Pull every line that holds the word "甲级比武血队" from the entries.

◇ ◇ ◇ ◇ ◇

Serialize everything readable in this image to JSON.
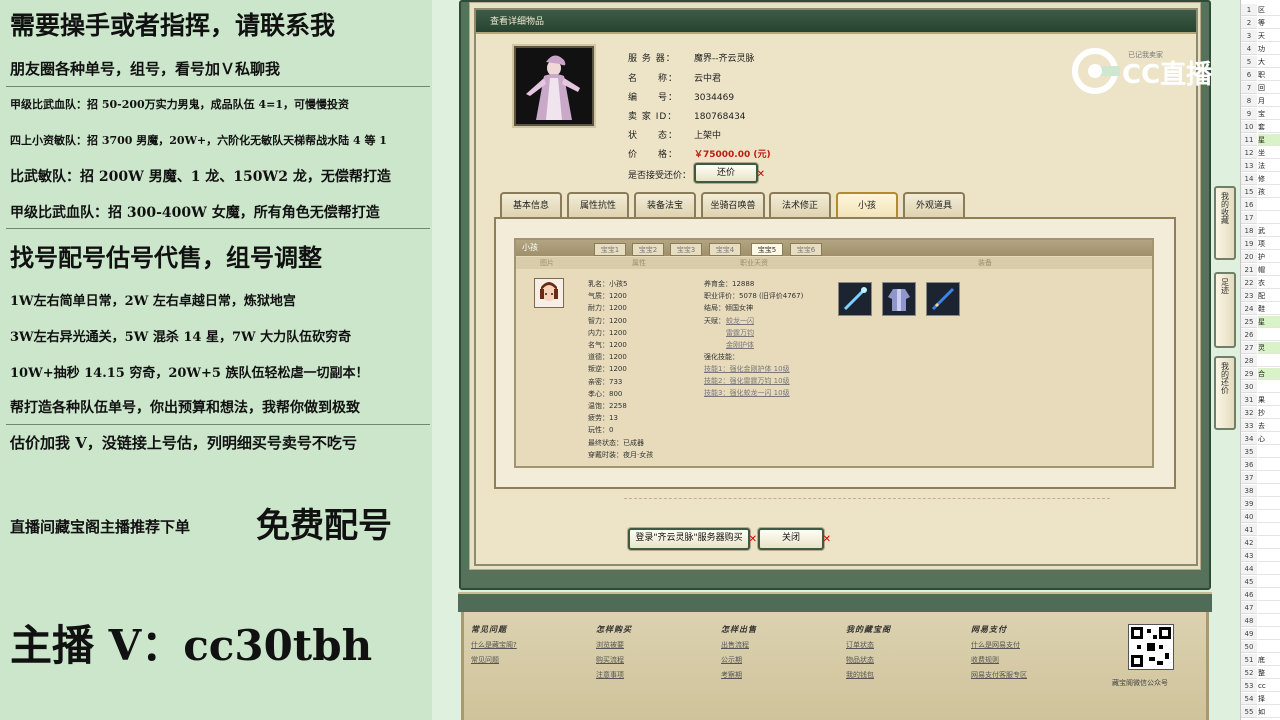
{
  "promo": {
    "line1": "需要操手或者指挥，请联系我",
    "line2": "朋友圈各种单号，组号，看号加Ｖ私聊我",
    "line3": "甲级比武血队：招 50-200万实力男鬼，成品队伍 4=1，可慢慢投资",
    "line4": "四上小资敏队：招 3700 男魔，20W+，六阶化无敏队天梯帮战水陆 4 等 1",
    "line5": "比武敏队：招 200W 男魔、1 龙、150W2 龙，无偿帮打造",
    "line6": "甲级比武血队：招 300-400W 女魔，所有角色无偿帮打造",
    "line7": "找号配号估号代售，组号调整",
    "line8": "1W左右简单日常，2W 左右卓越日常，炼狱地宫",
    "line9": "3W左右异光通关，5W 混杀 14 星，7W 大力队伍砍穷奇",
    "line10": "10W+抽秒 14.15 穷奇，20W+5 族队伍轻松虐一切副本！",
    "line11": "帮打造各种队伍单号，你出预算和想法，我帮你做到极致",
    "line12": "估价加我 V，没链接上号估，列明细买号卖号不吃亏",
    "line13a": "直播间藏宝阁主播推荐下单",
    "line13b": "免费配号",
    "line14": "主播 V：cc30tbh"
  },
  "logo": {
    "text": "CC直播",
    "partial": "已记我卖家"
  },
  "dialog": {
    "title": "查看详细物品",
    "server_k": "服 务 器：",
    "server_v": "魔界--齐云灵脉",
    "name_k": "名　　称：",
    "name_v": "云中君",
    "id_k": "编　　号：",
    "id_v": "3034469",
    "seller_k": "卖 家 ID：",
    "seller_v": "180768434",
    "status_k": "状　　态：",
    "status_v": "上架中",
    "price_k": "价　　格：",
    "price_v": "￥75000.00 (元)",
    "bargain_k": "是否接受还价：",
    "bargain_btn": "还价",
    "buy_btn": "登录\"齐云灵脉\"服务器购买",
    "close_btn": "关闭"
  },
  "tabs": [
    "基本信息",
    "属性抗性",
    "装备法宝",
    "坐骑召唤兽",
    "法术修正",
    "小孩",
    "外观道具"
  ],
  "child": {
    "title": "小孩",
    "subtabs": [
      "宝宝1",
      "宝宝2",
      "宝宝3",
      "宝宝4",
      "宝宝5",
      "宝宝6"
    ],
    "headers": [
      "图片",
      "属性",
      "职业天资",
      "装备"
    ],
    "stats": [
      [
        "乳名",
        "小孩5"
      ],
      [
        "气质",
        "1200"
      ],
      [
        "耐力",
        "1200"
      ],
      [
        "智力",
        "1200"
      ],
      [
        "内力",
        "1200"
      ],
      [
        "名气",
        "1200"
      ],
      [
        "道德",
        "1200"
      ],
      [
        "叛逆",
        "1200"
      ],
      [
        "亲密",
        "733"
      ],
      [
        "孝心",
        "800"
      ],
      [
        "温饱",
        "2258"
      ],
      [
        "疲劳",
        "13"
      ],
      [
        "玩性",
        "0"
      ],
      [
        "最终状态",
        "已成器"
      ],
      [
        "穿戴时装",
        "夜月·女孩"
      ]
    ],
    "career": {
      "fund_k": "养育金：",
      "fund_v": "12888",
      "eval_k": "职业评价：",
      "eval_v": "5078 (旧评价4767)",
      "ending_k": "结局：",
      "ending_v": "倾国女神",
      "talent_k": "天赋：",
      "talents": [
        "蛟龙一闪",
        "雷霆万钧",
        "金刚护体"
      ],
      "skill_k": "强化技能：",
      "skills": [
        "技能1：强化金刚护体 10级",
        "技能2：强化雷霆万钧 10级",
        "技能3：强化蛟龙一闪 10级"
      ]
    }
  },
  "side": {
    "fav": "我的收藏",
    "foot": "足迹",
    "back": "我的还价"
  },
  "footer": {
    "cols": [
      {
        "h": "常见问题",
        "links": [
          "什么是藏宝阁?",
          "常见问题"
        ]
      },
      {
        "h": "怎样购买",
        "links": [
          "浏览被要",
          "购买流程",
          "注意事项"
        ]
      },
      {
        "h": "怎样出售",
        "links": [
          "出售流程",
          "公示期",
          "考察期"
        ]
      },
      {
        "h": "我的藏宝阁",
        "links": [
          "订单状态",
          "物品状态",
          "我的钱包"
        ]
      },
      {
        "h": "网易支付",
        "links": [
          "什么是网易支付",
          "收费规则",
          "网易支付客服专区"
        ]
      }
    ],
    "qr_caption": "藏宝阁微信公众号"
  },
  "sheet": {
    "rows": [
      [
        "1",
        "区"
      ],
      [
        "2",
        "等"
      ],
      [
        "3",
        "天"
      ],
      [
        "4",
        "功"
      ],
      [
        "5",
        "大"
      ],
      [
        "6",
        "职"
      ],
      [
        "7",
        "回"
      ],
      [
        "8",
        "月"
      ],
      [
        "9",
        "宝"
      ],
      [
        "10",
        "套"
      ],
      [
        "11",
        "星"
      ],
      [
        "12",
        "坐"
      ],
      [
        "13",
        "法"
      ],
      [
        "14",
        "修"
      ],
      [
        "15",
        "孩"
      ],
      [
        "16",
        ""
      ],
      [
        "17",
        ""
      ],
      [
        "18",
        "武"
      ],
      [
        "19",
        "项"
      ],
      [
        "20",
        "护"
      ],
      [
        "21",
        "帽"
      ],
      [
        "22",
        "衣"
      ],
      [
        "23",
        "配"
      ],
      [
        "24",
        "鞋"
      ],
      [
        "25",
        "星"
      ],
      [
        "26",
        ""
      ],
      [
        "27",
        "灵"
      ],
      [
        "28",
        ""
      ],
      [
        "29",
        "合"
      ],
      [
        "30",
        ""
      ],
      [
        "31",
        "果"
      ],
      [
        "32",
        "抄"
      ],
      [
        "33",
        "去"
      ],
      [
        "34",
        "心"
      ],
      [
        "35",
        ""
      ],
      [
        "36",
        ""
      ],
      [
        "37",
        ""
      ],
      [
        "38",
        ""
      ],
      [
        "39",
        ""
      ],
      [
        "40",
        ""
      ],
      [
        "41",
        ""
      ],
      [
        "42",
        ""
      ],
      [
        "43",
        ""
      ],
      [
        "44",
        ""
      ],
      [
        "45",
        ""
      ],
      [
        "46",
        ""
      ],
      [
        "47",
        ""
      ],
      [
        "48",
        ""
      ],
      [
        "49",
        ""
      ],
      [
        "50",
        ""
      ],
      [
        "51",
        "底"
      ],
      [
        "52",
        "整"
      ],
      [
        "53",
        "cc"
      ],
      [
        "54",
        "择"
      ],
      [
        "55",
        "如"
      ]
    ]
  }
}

◇ ◇ ◇ ◇ ◇

TASK RESULT →
    "line3": "甲级比武血队：招 50-200万实力男鬼，成品队伍 4=1，可慢慢投资",
    "line6": "甲级比武血队：招 300-400W 女魔，所有角色无偿帮打造",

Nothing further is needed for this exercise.